Extracts from a graphics dataset:
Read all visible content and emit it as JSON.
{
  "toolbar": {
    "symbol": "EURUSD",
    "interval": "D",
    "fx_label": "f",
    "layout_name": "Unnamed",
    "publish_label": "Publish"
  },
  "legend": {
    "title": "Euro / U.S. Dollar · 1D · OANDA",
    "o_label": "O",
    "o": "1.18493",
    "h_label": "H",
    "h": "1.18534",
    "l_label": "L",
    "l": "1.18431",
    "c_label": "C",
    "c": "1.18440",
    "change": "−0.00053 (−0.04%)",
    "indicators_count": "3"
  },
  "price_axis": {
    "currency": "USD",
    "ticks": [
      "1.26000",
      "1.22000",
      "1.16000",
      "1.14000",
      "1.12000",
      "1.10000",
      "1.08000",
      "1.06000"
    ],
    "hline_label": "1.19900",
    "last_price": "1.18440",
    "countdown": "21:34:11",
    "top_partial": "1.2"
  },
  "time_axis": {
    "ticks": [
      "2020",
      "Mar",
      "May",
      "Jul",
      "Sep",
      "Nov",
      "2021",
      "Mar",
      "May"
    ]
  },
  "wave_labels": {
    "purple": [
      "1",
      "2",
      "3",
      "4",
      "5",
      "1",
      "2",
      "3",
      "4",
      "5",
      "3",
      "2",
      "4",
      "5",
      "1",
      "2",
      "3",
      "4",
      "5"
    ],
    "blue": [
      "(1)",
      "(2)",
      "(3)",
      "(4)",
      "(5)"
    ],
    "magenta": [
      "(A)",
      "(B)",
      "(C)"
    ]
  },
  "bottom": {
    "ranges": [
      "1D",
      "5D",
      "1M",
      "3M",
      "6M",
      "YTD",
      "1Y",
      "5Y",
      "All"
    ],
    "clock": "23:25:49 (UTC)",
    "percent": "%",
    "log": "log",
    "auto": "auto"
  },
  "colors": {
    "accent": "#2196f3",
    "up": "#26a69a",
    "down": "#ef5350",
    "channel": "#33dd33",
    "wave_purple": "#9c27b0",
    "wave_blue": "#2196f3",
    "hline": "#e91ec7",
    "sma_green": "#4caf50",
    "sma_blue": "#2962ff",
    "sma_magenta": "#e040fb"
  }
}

What to work on: Repeat the preceding lines exactly, please, every one of them.

Task result:
Read all visible content and emit it as JSON.
{
  "toolbar": {
    "symbol": "EURUSD",
    "interval": "D",
    "fx_label": "f",
    "layout_name": "Unnamed",
    "publish_label": "Publish"
  },
  "legend": {
    "title": "Euro / U.S. Dollar · 1D · OANDA",
    "o_label": "O",
    "o": "1.18493",
    "h_label": "H",
    "h": "1.18534",
    "l_label": "L",
    "l": "1.18431",
    "c_label": "C",
    "c": "1.18440",
    "change": "−0.00053 (−0.04%)",
    "indicators_count": "3"
  },
  "price_axis": {
    "currency": "USD",
    "ticks": [
      "1.26000",
      "1.22000",
      "1.16000",
      "1.14000",
      "1.12000",
      "1.10000",
      "1.08000",
      "1.06000"
    ],
    "hline_label": "1.19900",
    "last_price": "1.18440",
    "countdown": "21:34:11",
    "top_partial": "1.2"
  },
  "time_axis": {
    "ticks": [
      "2020",
      "Mar",
      "May",
      "Jul",
      "Sep",
      "Nov",
      "2021",
      "Mar",
      "May"
    ]
  },
  "wave_labels": {
    "purple": [
      "1",
      "2",
      "3",
      "4",
      "5",
      "1",
      "2",
      "3",
      "4",
      "5",
      "3",
      "2",
      "4",
      "5",
      "1",
      "2",
      "3",
      "4",
      "5"
    ],
    "blue": [
      "(1)",
      "(2)",
      "(3)",
      "(4)",
      "(5)"
    ],
    "magenta": [
      "(A)",
      "(B)",
      "(C)"
    ]
  },
  "bottom": {
    "ranges": [
      "1D",
      "5D",
      "1M",
      "3M",
      "6M",
      "YTD",
      "1Y",
      "5Y",
      "All"
    ],
    "clock": "23:25:49 (UTC)",
    "percent": "%",
    "log": "log",
    "auto": "auto"
  },
  "colors": {
    "accent": "#2196f3",
    "up": "#26a69a",
    "down": "#ef5350",
    "channel": "#33dd33",
    "wave_purple": "#9c27b0",
    "wave_blue": "#2196f3",
    "hline": "#e91ec7",
    "sma_green": "#4caf50",
    "sma_blue": "#2962ff",
    "sma_magenta": "#e040fb"
  }
}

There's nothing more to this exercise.